Stored records
###

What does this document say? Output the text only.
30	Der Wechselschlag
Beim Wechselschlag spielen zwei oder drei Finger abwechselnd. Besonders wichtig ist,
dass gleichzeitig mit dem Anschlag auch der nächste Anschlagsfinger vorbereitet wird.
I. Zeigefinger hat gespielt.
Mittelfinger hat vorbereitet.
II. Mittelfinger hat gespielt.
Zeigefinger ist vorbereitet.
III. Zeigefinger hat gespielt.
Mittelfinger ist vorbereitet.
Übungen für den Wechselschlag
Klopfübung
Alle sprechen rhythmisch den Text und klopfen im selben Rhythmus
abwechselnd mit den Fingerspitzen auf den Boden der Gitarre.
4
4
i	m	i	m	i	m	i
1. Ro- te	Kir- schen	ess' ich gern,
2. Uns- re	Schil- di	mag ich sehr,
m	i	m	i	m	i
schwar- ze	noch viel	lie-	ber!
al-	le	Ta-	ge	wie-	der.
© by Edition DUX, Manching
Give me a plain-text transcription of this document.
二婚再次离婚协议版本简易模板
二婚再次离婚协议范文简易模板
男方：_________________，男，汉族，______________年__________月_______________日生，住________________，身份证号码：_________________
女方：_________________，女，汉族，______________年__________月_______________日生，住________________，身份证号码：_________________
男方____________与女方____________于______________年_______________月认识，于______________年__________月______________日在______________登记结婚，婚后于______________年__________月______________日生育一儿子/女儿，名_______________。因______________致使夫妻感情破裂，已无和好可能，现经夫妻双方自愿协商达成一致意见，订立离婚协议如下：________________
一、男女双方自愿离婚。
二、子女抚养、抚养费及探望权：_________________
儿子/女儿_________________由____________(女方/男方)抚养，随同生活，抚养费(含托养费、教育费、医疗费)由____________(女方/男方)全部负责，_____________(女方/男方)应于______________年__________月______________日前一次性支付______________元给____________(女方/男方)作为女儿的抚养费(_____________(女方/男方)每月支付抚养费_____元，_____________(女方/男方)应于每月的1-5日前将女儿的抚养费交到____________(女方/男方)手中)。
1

###

■ **SET TASK**
Transcribe all lines as written.

■ **RESPONSE BELOW**
What does this document say? Output the text only.
30	Der Wechselschlag
Beim Wechselschlag spielen zwei oder drei Finger abwechselnd. Besonders wichtig ist,
dass gleichzeitig mit dem Anschlag auch der nächste Anschlagsfinger vorbereitet wird.
I. Zeigefinger hat gespielt.
Mittelfinger hat vorbereitet.
II. Mittelfinger hat gespielt.
Zeigefinger ist vorbereitet.
III. Zeigefinger hat gespielt.
Mittelfinger ist vorbereitet.
Übungen für den Wechselschlag
Klopfübung
Alle sprechen rhythmisch den Text und klopfen im selben Rhythmus
abwechselnd mit den Fingerspitzen auf den Boden der Gitarre.
4
4
i	m	i	m	i	m	i
1. Ro- te	Kir- schen	ess' ich gern,
2. Uns- re	Schil- di	mag ich sehr,
m	i	m	i	m	i
schwar- ze	noch viel	lie-	ber!
al-	le	Ta-	ge	wie-	der.
© by Edition DUX, Manching
Give me a plain-text transcription of this document.
二婚再次离婚协议版本简易模板
二婚再次离婚协议范文简易模板
男方：_________________，男，汉族，______________年__________月_______________日生，住________________，身份证号码：_________________
女方：_________________，女，汉族，______________年__________月_______________日生，住________________，身份证号码：_________________
男方____________与女方____________于______________年_______________月认识，于______________年__________月______________日在______________登记结婚，婚后于______________年__________月______________日生育一儿子/女儿，名_______________。因______________致使夫妻感情破裂，已无和好可能，现经夫妻双方自愿协商达成一致意见，订立离婚协议如下：________________
一、男女双方自愿离婚。
二、子女抚养、抚养费及探望权：_________________
儿子/女儿_________________由____________(女方/男方)抚养，随同生活，抚养费(含托养费、教育费、医疗费)由____________(女方/男方)全部负责，_____________(女方/男方)应于______________年__________月______________日前一次性支付______________元给____________(女方/男方)作为女儿的抚养费(_____________(女方/男方)每月支付抚养费_____元，_____________(女方/男方)应于每月的1-5日前将女儿的抚养费交到____________(女方/男方)手中)。
1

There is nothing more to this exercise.